_TASK TO COMPLETE_: Can you write out the whole listing exactly?

--- Begin DATA ENTRIES ---

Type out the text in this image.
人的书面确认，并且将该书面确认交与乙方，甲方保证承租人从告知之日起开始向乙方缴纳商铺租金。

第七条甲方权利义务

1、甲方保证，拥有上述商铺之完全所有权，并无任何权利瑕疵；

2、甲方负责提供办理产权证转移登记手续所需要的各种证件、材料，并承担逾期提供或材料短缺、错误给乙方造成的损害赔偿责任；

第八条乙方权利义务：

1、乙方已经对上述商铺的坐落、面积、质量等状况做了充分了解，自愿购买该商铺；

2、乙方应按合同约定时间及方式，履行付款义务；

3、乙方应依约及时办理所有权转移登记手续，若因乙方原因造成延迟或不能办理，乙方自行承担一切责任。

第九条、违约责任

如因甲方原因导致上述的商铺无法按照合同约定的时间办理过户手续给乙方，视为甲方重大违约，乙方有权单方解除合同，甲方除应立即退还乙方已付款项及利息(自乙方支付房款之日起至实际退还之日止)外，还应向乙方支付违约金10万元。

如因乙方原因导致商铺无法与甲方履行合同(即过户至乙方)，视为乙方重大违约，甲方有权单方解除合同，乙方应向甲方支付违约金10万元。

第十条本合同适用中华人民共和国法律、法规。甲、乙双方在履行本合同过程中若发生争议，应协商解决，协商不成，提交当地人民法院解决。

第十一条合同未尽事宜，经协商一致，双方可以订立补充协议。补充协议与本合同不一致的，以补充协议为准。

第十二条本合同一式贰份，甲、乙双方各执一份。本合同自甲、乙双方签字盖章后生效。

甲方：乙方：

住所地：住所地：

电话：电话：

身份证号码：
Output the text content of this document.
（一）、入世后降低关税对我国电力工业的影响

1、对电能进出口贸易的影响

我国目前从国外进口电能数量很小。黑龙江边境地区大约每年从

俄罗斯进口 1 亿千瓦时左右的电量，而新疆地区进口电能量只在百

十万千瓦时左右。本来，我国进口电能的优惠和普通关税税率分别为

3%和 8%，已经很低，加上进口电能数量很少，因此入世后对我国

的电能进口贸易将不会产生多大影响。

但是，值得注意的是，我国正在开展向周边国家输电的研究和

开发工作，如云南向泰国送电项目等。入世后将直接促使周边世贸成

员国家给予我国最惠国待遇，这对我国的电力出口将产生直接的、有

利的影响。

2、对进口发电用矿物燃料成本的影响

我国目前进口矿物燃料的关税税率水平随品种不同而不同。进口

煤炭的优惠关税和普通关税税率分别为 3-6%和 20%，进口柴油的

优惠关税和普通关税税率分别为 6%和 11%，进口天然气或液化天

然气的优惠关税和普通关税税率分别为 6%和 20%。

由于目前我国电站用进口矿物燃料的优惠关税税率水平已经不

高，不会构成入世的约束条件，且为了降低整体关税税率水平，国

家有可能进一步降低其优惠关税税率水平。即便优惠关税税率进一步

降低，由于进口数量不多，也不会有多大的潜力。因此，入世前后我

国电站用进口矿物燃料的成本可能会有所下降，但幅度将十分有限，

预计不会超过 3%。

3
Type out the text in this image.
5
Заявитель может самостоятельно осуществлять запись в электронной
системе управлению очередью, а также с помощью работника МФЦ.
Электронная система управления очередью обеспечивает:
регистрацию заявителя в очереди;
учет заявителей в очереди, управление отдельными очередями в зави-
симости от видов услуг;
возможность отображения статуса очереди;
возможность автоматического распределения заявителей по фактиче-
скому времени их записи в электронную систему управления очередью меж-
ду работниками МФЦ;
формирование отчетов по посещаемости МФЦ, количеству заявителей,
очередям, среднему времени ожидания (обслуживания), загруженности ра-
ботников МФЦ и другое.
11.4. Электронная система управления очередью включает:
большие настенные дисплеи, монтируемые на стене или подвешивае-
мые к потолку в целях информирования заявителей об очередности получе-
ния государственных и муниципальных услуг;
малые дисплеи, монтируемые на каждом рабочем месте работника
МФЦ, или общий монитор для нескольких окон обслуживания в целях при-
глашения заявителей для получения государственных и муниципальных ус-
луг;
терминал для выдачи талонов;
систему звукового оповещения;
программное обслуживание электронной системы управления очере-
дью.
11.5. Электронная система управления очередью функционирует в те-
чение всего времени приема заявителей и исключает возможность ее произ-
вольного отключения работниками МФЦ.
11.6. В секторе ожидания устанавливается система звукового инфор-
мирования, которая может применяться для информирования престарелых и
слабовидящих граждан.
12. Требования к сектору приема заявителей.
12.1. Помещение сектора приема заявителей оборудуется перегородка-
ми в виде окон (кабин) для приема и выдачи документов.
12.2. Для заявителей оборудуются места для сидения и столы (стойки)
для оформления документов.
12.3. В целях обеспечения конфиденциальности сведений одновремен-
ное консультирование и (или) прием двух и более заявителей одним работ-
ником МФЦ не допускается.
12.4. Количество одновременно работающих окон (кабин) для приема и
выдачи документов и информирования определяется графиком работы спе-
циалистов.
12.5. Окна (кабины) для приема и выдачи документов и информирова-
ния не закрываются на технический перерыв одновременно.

--- End DATA ENTRIES ---

_REPLY TO THE TASK_:
Type out the text in this image.
人的书面确认，并且将该书面确认交与乙方，甲方保证承租人从告知之日起开始向乙方缴纳商铺租金。

第七条甲方权利义务

1、甲方保证，拥有上述商铺之完全所有权，并无任何权利瑕疵；

2、甲方负责提供办理产权证转移登记手续所需要的各种证件、材料，并承担逾期提供或材料短缺、错误给乙方造成的损害赔偿责任；

第八条乙方权利义务：

1、乙方已经对上述商铺的坐落、面积、质量等状况做了充分了解，自愿购买该商铺；

2、乙方应按合同约定时间及方式，履行付款义务；

3、乙方应依约及时办理所有权转移登记手续，若因乙方原因造成延迟或不能办理，乙方自行承担一切责任。

第九条、违约责任

如因甲方原因导致上述的商铺无法按照合同约定的时间办理过户手续给乙方，视为甲方重大违约，乙方有权单方解除合同，甲方除应立即退还乙方已付款项及利息(自乙方支付房款之日起至实际退还之日止)外，还应向乙方支付违约金10万元。

如因乙方原因导致商铺无法与甲方履行合同(即过户至乙方)，视为乙方重大违约，甲方有权单方解除合同，乙方应向甲方支付违约金10万元。

第十条本合同适用中华人民共和国法律、法规。甲、乙双方在履行本合同过程中若发生争议，应协商解决，协商不成，提交当地人民法院解决。

第十一条合同未尽事宜，经协商一致，双方可以订立补充协议。补充协议与本合同不一致的，以补充协议为准。

第十二条本合同一式贰份，甲、乙双方各执一份。本合同自甲、乙双方签字盖章后生效。

甲方：乙方：

住所地：住所地：

电话：电话：

身份证号码：
Output the text content of this document.
（一）、入世后降低关税对我国电力工业的影响

1、对电能进出口贸易的影响

我国目前从国外进口电能数量很小。黑龙江边境地区大约每年从

俄罗斯进口 1 亿千瓦时左右的电量，而新疆地区进口电能量只在百

十万千瓦时左右。本来，我国进口电能的优惠和普通关税税率分别为

3%和 8%，已经很低，加上进口电能数量很少，因此入世后对我国

的电能进口贸易将不会产生多大影响。

但是，值得注意的是，我国正在开展向周边国家输电的研究和

开发工作，如云南向泰国送电项目等。入世后将直接促使周边世贸成

员国家给予我国最惠国待遇，这对我国的电力出口将产生直接的、有

利的影响。

2、对进口发电用矿物燃料成本的影响

我国目前进口矿物燃料的关税税率水平随品种不同而不同。进口

煤炭的优惠关税和普通关税税率分别为 3-6%和 20%，进口柴油的

优惠关税和普通关税税率分别为 6%和 11%，进口天然气或液化天

然气的优惠关税和普通关税税率分别为 6%和 20%。

由于目前我国电站用进口矿物燃料的优惠关税税率水平已经不

高，不会构成入世的约束条件，且为了降低整体关税税率水平，国

家有可能进一步降低其优惠关税税率水平。即便优惠关税税率进一步

降低，由于进口数量不多，也不会有多大的潜力。因此，入世前后我

国电站用进口矿物燃料的成本可能会有所下降，但幅度将十分有限，

预计不会超过 3%。

3
Type out the text in this image.
5
Заявитель может самостоятельно осуществлять запись в электронной
системе управлению очередью, а также с помощью работника МФЦ.
Электронная система управления очередью обеспечивает:
регистрацию заявителя в очереди;
учет заявителей в очереди, управление отдельными очередями в зави-
симости от видов услуг;
возможность отображения статуса очереди;
возможность автоматического распределения заявителей по фактиче-
скому времени их записи в электронную систему управления очередью меж-
ду работниками МФЦ;
формирование отчетов по посещаемости МФЦ, количеству заявителей,
очередям, среднему времени ожидания (обслуживания), загруженности ра-
ботников МФЦ и другое.
11.4. Электронная система управления очередью включает:
большие настенные дисплеи, монтируемые на стене или подвешивае-
мые к потолку в целях информирования заявителей об очередности получе-
ния государственных и муниципальных услуг;
малые дисплеи, монтируемые на каждом рабочем месте работника
МФЦ, или общий монитор для нескольких окон обслуживания в целях при-
глашения заявителей для получения государственных и муниципальных ус-
луг;
терминал для выдачи талонов;
систему звукового оповещения;
программное обслуживание электронной системы управления очере-
дью.
11.5. Электронная система управления очередью функционирует в те-
чение всего времени приема заявителей и исключает возможность ее произ-
вольного отключения работниками МФЦ.
11.6. В секторе ожидания устанавливается система звукового инфор-
мирования, которая может применяться для информирования престарелых и
слабовидящих граждан.
12. Требования к сектору приема заявителей.
12.1. Помещение сектора приема заявителей оборудуется перегородка-
ми в виде окон (кабин) для приема и выдачи документов.
12.2. Для заявителей оборудуются места для сидения и столы (стойки)
для оформления документов.
12.3. В целях обеспечения конфиденциальности сведений одновремен-
ное консультирование и (или) прием двух и более заявителей одним работ-
ником МФЦ не допускается.
12.4. Количество одновременно работающих окон (кабин) для приема и
выдачи документов и информирования определяется графиком работы спе-
циалистов.
12.5. Окна (кабины) для приема и выдачи документов и информирова-
ния не закрываются на технический перерыв одновременно.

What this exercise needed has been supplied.